(INSTRUCTION)
Filter the entries and keep only the lines where the string "JSON" appears.

(ENTRIES PROVIDED)
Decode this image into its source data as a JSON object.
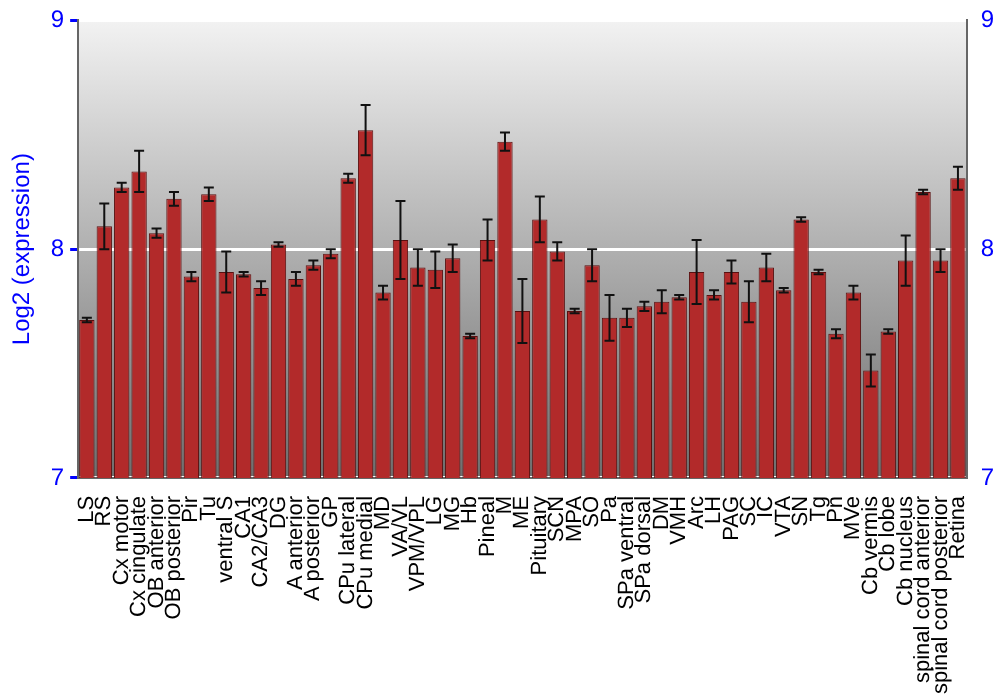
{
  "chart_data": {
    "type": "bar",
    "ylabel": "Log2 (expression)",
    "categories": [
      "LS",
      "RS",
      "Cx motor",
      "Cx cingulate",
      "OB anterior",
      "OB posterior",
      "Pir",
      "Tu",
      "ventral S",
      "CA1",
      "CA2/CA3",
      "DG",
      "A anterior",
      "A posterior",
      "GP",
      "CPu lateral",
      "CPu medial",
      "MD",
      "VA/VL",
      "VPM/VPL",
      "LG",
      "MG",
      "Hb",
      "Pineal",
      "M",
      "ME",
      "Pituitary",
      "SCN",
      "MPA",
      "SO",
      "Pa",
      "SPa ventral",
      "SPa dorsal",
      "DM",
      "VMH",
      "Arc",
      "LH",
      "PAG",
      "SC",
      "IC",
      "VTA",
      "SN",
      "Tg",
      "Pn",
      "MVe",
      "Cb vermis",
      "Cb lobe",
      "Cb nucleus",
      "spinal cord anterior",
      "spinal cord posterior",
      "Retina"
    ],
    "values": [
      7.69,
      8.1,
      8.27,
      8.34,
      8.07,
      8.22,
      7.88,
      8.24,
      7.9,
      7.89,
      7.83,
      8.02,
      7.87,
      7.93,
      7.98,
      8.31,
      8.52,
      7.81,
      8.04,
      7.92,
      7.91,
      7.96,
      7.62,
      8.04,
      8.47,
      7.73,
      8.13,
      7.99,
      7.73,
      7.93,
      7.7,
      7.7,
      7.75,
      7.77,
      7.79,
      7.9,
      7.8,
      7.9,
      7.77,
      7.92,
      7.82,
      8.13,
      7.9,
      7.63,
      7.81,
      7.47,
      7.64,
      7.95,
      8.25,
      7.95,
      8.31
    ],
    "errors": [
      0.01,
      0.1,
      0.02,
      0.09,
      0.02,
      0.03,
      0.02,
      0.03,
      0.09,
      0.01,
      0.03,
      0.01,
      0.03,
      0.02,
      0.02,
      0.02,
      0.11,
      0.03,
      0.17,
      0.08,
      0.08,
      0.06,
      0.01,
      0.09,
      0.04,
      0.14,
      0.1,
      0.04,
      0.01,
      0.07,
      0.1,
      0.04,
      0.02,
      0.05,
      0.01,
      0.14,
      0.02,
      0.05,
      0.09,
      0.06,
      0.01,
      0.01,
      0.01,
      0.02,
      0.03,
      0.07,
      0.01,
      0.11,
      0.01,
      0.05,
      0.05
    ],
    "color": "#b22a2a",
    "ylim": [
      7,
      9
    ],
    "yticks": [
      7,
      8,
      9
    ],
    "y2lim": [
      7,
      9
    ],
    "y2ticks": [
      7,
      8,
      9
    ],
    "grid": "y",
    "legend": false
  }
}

==

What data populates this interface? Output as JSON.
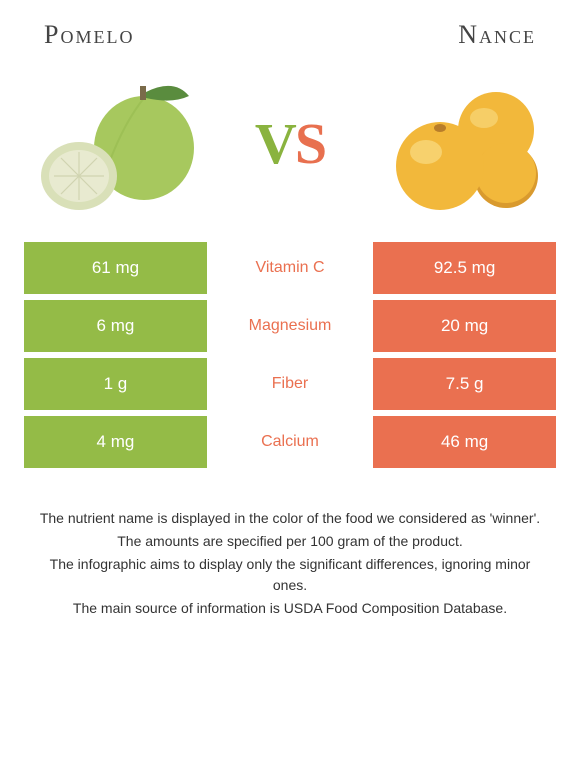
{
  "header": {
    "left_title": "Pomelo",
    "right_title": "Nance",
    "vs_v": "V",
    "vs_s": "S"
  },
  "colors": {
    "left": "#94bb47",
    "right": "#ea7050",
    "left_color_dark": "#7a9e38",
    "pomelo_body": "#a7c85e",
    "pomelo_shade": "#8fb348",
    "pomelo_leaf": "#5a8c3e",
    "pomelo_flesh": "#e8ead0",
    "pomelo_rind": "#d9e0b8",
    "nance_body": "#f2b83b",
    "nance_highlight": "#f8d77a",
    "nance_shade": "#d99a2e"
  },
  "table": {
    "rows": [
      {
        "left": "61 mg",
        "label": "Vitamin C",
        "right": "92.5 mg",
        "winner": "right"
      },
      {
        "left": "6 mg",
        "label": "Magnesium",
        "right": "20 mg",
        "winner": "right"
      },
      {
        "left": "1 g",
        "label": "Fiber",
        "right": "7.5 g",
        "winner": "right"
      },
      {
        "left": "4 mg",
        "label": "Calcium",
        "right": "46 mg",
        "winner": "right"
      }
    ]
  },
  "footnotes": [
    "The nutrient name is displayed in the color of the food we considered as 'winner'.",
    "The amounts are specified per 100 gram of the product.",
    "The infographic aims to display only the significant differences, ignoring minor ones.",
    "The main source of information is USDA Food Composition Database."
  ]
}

(OUTPUT)
Decode this image into its source data as a JSON object.
What data populates this interface? Output as JSON.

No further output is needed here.